BRIEF = Write out the data again in full, exactly as it reads.

-*-*-

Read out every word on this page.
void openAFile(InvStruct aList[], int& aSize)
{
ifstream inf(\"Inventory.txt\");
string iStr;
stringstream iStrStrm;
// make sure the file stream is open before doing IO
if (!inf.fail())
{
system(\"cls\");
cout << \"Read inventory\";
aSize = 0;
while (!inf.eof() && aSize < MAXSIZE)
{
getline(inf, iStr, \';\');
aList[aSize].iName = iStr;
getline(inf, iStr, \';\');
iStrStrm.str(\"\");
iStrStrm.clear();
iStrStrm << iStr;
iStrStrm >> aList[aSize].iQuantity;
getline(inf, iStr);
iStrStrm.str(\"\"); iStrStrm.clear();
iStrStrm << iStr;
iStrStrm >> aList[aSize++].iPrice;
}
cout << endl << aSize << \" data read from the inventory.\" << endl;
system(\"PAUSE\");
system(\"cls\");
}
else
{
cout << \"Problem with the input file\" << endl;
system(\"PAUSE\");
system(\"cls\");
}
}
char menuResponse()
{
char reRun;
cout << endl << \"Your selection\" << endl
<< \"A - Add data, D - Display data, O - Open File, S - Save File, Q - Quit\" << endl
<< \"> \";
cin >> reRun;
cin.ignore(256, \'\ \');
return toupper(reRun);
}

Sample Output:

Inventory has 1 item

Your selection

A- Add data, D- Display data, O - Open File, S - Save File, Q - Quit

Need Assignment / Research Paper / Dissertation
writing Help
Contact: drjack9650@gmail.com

-*-*-

ANSWER TO THIS TASK =
Read out every word on this page.
void openAFile(InvStruct aList[], int& aSize)
{
ifstream inf(\"Inventory.txt\");
string iStr;
stringstream iStrStrm;
// make sure the file stream is open before doing IO
if (!inf.fail())
{
system(\"cls\");
cout << \"Read inventory\";
aSize = 0;
while (!inf.eof() && aSize < MAXSIZE)
{
getline(inf, iStr, \';\');
aList[aSize].iName = iStr;
getline(inf, iStr, \';\');
iStrStrm.str(\"\");
iStrStrm.clear();
iStrStrm << iStr;
iStrStrm >> aList[aSize].iQuantity;
getline(inf, iStr);
iStrStrm.str(\"\"); iStrStrm.clear();
iStrStrm << iStr;
iStrStrm >> aList[aSize++].iPrice;
}
cout << endl << aSize << \" data read from the inventory.\" << endl;
system(\"PAUSE\");
system(\"cls\");
}
else
{
cout << \"Problem with the input file\" << endl;
system(\"PAUSE\");
system(\"cls\");
}
}
char menuResponse()
{
char reRun;
cout << endl << \"Your selection\" << endl
<< \"A - Add data, D - Display data, O - Open File, S - Save File, Q - Quit\" << endl
<< \"> \";
cin >> reRun;
cin.ignore(256, \'\ \');
return toupper(reRun);
}

Sample Output:

Inventory has 1 item

Your selection

A- Add data, D- Display data, O - Open File, S - Save File, Q - Quit

Need Assignment / Research Paper / Dissertation
writing Help
Contact: drjack9650@gmail.com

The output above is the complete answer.